==== DATASET ROWS

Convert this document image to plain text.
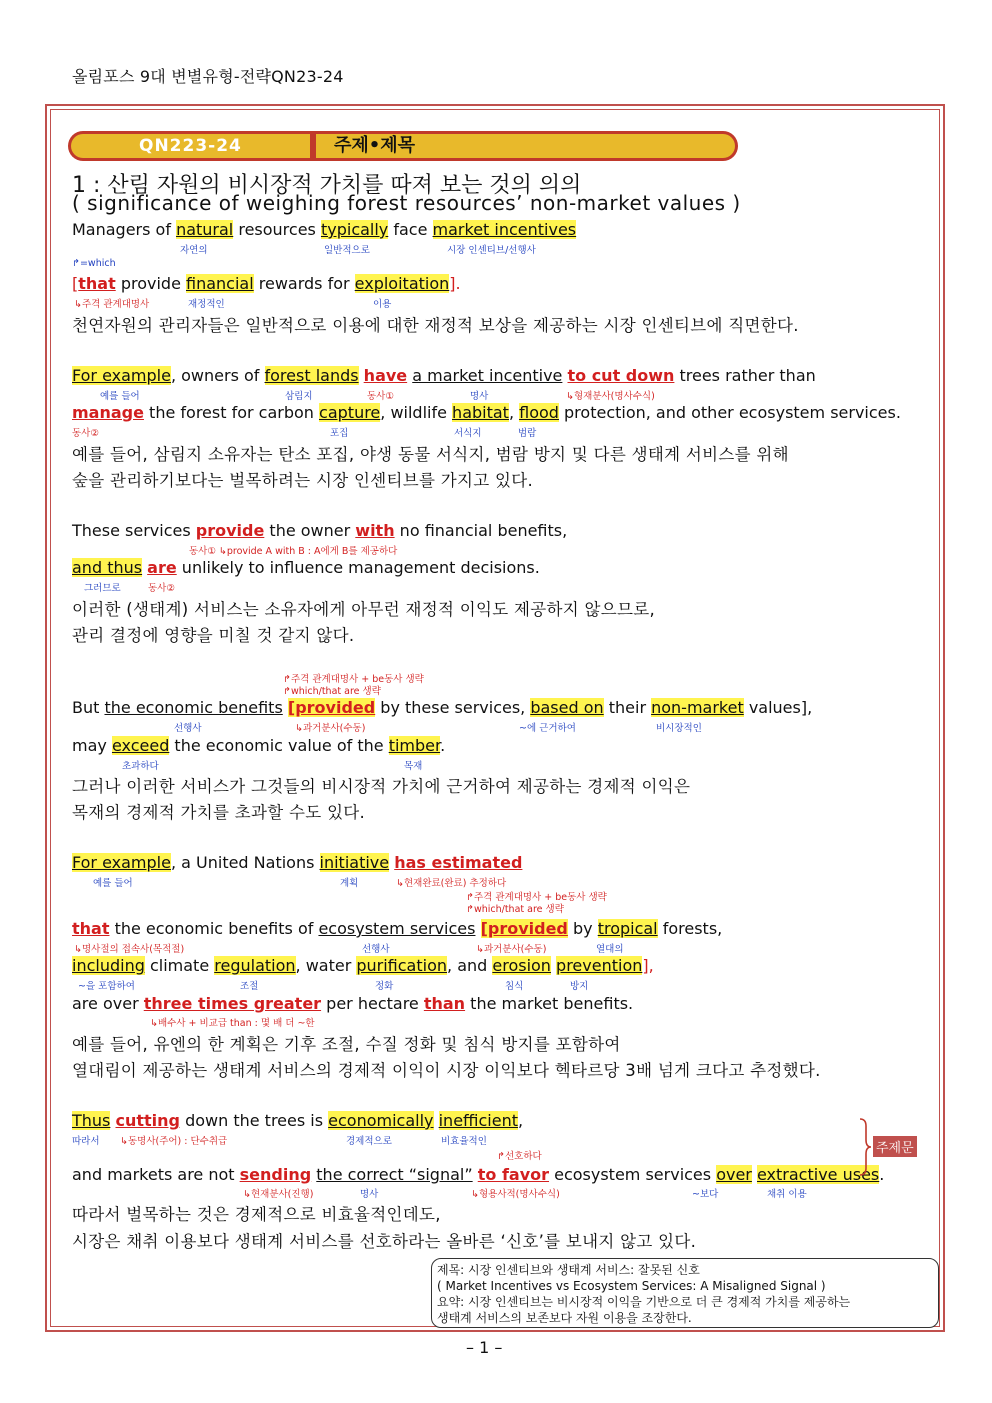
올림포스 9대 변별유형-전략QN23-24
QN223-24	주제•제목
1 : 산림 자원의 비시장적 가치를 따져 보는 것의 의의
( significance of weighing forest resources’ non-market values )
Managers of natural resources typically face market incentives
자연의	일반적으로	시장 인센티브/선행사
↱=which
[that provide financial rewards for exploitation].
↳주격 관계대명사	재정적인	이용
천연자원의 관리자들은 일반적으로 이용에 대한 재정적 보상을 제공하는 시장 인센티브에 직면한다.
For example, owners of forest lands have a market incentive to cut down trees rather than
예를 들어	삼림지	동사①	명사	↳형재분사(명사수식)
manage the forest for carbon capture, wildlife habitat, flood protection, and other ecosystem services.
동사②	포집	서식지	범람
예를 들어, 삼림지 소유자는 탄소 포집, 야생 동물 서식지, 범람 방지 및 다른 생태계 서비스를 위해
숲을 관리하기보다는 벌목하려는 시장 인센티브를 가지고 있다.
These services provide the owner with no financial benefits,
동사① ↳provide A with B : A에게 B를 제공하다
and thus are unlikely to influence management decisions.
그러므로	동사②
이러한 (생태계) 서비스는 소유자에게 아무런 재정적 이익도 제공하지 않으므로,
관리 결정에 영향을 미칠 것 같지 않다.
↱주격 관계대명사 + be동사 생략
↱which/that are 생략
But the economic benefits [provided by these services, based on their non-market values],
선행사	↳과거분사(수동)	~에 근거하여	비시장적인
may exceed the economic value of the timber.
초과하다	목재
그러나 이러한 서비스가 그것들의 비시장적 가치에 근거하여 제공하는 경제적 이익은
목재의 경제적 가치를 초과할 수도 있다.
For example, a United Nations initiative has estimated
예를 들어	계획	↳현재완료(완료) 추정하다
↱주격 관계대명사 + be동사 생략
↱which/that are 생략
that the economic benefits of ecosystem services [provided by tropical forests,
↳명사절의 접속사(목적절)	선행사	↳과거분사(수동)	열대의
including climate regulation, water purification, and erosion prevention],
~을 포함하여	조절	정화	침식	방지
are over three times greater per hectare than the market benefits.
↳배수사 + 비교급 than : 몇 배 더 ~한
예를 들어, 유엔의 한 계획은 기후 조절, 수질 정화 및 침식 방지를 포함하여
열대림이 제공하는 생태계 서비스의 경제적 이익이 시장 이익보다 헥타르당 3배 넘게 크다고 추정했다.
Thus cutting down the trees is economically inefficient,
따라서 ↳동명사(주어) : 단수취급	경제적으로	비효율적인
↱선호하다
and markets are not sending the correct “signal” to favor ecosystem services over extractive uses.
↳현재분사(진행)	명사	↳형용사적(명사수식)	~보다	채취 이용
따라서 벌목하는 것은 경제적으로 비효율적인데도,
시장은 채취 이용보다 생태계 서비스를 선호하라는 올바른 ‘신호’를 보내지 않고 있다.
주제문
제목: 시장 인센티브와 생태계 서비스: 잘못된 신호
( Market Incentives vs Ecosystem Services: A Misaligned Signal )
요약: 시장 인센티브는 비시장적 이익을 기반으로 더 큰 경제적 가치를 제공하는
생태계 서비스의 보존보다 자원 이용을 조장한다.
– 1 –
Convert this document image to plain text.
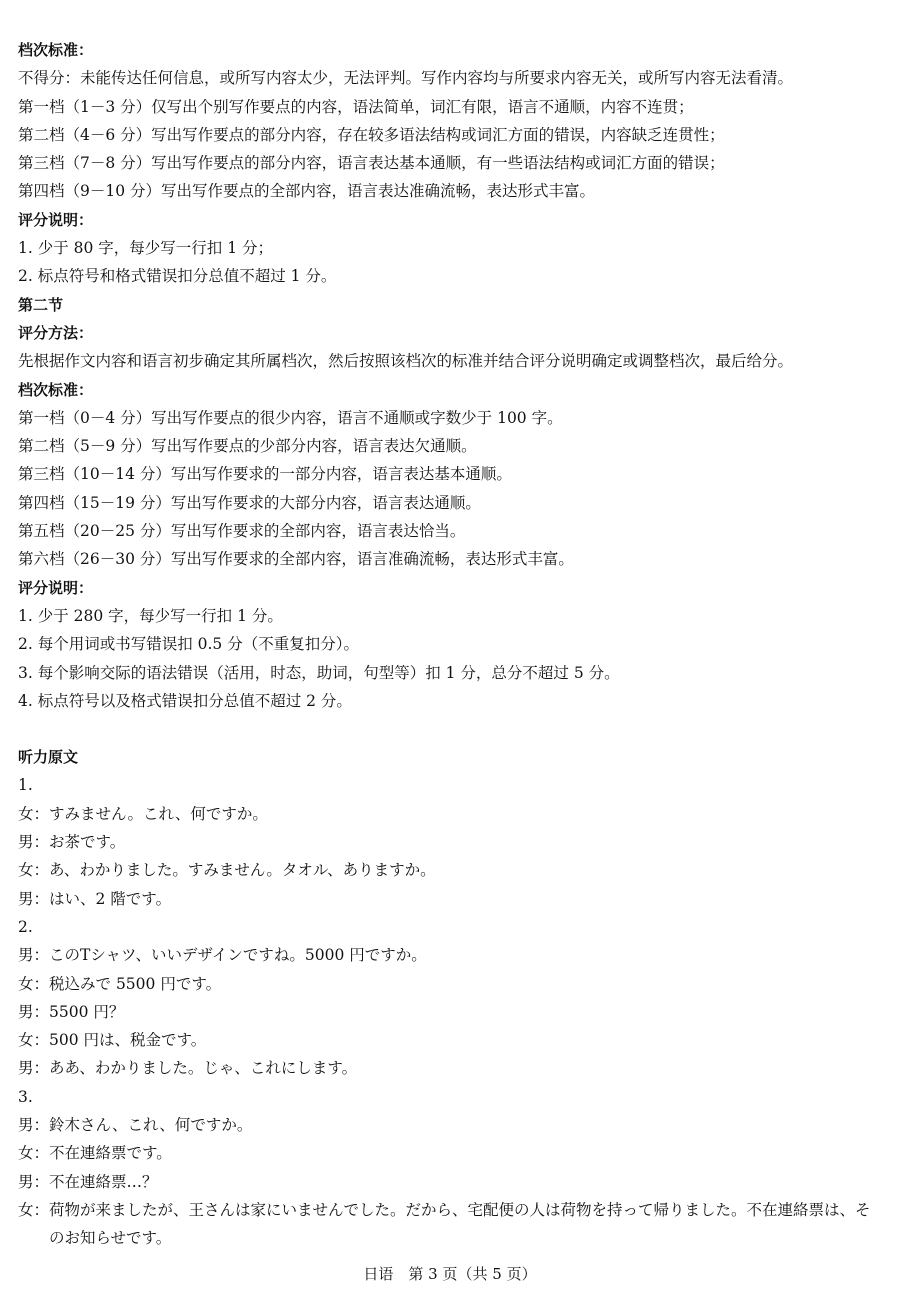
档次标准：

不得分：未能传达任何信息，或所写内容太少，无法评判。写作内容均与所要求内容无关，或所写内容无法看清。

第一档（1－3 分）仅写出个别写作要点的内容，语法简单，词汇有限，语言不通顺，内容不连贯；

第二档（4－6 分）写出写作要点的部分内容，存在较多语法结构或词汇方面的错误，内容缺乏连贯性；

第三档（7－8 分）写出写作要点的部分内容，语言表达基本通顺，有一些语法结构或词汇方面的错误；

第四档（9－10 分）写出写作要点的全部内容，语言表达准确流畅，表达形式丰富。

评分说明：

1. 少于 80 字，每少写一行扣 1 分；

2. 标点符号和格式错误扣分总值不超过 1 分。

第二节

评分方法：

先根据作文内容和语言初步确定其所属档次，然后按照该档次的标准并结合评分说明确定或调整档次，最后给分。

档次标准：

第一档（0－4 分）写出写作要点的很少内容，语言不通顺或字数少于 100 字。

第二档（5－9 分）写出写作要点的少部分内容，语言表达欠通顺。

第三档（10－14 分）写出写作要求的一部分内容，语言表达基本通顺。

第四档（15－19 分）写出写作要求的大部分内容，语言表达通顺。

第五档（20－25 分）写出写作要求的全部内容，语言表达恰当。

第六档（26－30 分）写出写作要求的全部内容，语言准确流畅，表达形式丰富。

评分说明：

1. 少于 280 字，每少写一行扣 1 分。

2. 每个用词或书写错误扣 0.5 分（不重复扣分）。

3. 每个影响交际的语法错误（活用，时态，助词，句型等）扣 1 分，总分不超过 5 分。

4. 标点符号以及格式错误扣分总值不超过 2 分。

听力原文

1.

女： すみません。これ、何ですか。
男： お茶です。
女： あ、わかりました。すみません。タオル、ありますか。
男： はい、2 階です。

2.

男： このTシャツ、いいデザインですね。5000 円ですか。
女： 税込みで 5500 円です。
男： 5500 円？
女： 500 円は、税金です。
男： ああ、わかりました。じゃ、これにします。

3.

男： 鈴木さん、これ、何ですか。
女： 不在連絡票です。
男： 不在連絡票…？
女： 荷物が来ましたが、王さんは家にいませんでした。だから、宅配便の人は荷物を持って帰りました。不在連絡票は、そのお知らせです。
日语　第 3 页（共 5 页）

========

Find each line holding the word "that" and copy it.

● **TASK ANSWER**
[that provide financial rewards for exploitation].
↱which/that are 생략
↱which/that are 생략
that the economic benefits of ecosystem services [provided by tropical forests,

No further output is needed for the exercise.